Dataset records:

·····

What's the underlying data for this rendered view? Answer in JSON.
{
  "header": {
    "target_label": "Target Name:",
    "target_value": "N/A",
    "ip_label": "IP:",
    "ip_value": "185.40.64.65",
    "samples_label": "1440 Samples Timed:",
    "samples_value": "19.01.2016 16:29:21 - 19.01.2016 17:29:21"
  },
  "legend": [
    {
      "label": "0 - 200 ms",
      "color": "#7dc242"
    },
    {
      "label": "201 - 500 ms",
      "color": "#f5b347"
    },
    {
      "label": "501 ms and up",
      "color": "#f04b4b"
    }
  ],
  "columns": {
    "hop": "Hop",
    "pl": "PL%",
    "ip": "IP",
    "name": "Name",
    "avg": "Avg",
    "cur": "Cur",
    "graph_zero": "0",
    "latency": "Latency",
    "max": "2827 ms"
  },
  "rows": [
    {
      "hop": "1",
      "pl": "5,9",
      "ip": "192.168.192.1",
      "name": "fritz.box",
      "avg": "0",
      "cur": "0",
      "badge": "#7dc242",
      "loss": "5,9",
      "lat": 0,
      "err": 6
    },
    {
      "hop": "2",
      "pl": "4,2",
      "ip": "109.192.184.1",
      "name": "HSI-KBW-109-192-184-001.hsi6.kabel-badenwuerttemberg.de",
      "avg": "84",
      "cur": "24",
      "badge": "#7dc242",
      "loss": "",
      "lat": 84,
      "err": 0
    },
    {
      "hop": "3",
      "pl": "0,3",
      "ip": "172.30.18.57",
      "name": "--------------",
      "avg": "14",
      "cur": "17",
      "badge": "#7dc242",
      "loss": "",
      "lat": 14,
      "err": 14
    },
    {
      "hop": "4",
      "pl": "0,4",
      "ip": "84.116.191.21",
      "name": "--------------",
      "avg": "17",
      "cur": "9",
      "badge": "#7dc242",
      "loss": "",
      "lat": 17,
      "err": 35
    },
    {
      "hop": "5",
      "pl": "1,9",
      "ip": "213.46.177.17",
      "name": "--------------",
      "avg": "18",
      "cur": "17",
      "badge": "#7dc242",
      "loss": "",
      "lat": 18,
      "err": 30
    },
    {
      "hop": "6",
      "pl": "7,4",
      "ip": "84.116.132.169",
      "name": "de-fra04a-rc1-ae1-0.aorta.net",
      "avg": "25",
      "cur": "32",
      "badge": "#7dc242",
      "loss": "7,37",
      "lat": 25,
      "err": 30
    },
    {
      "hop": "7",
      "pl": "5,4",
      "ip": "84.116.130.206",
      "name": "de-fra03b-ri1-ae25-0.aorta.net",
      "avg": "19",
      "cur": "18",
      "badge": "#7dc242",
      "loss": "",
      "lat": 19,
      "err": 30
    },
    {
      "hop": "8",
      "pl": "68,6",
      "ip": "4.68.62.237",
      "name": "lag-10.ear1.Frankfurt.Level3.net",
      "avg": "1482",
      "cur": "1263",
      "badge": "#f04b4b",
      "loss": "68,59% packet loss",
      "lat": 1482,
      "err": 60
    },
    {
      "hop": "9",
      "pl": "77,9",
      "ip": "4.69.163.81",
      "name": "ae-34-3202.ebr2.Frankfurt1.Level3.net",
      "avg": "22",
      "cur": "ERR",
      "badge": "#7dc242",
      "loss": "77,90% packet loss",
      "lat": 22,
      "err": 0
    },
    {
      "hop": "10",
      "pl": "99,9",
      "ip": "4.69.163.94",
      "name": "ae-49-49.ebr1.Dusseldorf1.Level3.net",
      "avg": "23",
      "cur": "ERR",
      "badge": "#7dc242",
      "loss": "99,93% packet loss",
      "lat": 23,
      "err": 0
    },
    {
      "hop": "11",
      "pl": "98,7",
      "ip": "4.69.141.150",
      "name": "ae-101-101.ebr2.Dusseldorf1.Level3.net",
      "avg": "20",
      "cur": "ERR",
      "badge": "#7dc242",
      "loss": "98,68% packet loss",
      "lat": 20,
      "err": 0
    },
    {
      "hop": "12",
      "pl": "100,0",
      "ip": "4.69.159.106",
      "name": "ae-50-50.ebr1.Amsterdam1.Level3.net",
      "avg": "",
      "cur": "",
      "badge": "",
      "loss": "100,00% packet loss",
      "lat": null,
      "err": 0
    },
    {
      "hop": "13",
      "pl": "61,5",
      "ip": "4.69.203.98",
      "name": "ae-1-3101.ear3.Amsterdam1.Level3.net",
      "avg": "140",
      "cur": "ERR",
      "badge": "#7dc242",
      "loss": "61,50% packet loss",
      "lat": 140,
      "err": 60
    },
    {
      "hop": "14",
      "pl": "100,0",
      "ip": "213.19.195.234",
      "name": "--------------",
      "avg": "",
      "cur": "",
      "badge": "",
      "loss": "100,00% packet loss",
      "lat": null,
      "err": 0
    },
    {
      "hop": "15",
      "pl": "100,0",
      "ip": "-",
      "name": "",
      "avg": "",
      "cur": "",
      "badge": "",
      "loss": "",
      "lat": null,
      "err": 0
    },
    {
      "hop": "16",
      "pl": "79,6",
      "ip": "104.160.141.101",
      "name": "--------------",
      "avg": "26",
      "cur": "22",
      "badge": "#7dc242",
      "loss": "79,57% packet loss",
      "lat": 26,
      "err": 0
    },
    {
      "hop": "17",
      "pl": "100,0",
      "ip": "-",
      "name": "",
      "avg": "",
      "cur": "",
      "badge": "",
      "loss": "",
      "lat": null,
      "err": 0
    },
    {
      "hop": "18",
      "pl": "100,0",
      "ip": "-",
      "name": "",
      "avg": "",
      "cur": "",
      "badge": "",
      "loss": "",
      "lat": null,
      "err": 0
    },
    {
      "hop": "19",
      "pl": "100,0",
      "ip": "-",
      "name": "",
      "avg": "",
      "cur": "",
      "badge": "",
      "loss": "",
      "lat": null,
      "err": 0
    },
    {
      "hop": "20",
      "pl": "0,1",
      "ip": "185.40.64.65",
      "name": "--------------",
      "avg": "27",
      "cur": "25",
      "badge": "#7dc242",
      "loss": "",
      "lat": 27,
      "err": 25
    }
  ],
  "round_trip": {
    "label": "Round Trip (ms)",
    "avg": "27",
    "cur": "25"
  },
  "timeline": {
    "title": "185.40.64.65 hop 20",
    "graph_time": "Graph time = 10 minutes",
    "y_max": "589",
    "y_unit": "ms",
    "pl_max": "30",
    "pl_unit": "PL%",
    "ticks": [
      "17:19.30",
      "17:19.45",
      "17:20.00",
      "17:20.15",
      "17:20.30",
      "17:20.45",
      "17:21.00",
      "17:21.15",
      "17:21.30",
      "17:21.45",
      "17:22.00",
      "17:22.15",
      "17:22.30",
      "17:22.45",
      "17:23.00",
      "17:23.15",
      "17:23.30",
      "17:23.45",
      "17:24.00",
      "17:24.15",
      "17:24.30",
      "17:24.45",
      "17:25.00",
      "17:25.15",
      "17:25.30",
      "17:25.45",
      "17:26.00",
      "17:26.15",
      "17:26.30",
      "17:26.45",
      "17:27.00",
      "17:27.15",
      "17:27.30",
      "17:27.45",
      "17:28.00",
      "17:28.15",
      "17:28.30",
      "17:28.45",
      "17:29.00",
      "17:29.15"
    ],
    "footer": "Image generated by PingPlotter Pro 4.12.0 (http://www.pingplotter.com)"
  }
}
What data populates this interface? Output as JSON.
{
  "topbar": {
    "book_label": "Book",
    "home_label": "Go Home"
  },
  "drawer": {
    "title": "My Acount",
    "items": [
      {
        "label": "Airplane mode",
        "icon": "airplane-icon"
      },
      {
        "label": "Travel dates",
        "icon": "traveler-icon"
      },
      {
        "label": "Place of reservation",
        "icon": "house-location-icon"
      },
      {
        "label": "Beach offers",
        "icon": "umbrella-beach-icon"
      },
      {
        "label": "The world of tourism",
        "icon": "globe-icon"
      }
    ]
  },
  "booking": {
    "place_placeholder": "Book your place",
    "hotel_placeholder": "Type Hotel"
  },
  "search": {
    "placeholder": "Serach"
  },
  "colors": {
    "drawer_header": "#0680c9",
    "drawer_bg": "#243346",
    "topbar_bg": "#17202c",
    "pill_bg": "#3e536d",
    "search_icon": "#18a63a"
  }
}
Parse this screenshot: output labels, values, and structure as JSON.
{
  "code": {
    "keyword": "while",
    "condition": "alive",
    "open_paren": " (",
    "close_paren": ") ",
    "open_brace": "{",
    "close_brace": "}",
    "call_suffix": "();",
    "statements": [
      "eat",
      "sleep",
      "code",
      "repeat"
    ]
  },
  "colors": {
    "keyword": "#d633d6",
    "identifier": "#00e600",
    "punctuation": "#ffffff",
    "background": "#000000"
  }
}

·····

*Stated exercise:* Using the data above, copy each line that contains "What".

*Result for this exercise:*
What's the underlying data for this rendered view? Answer in JSON.
What data populates this interface? Output as JSON.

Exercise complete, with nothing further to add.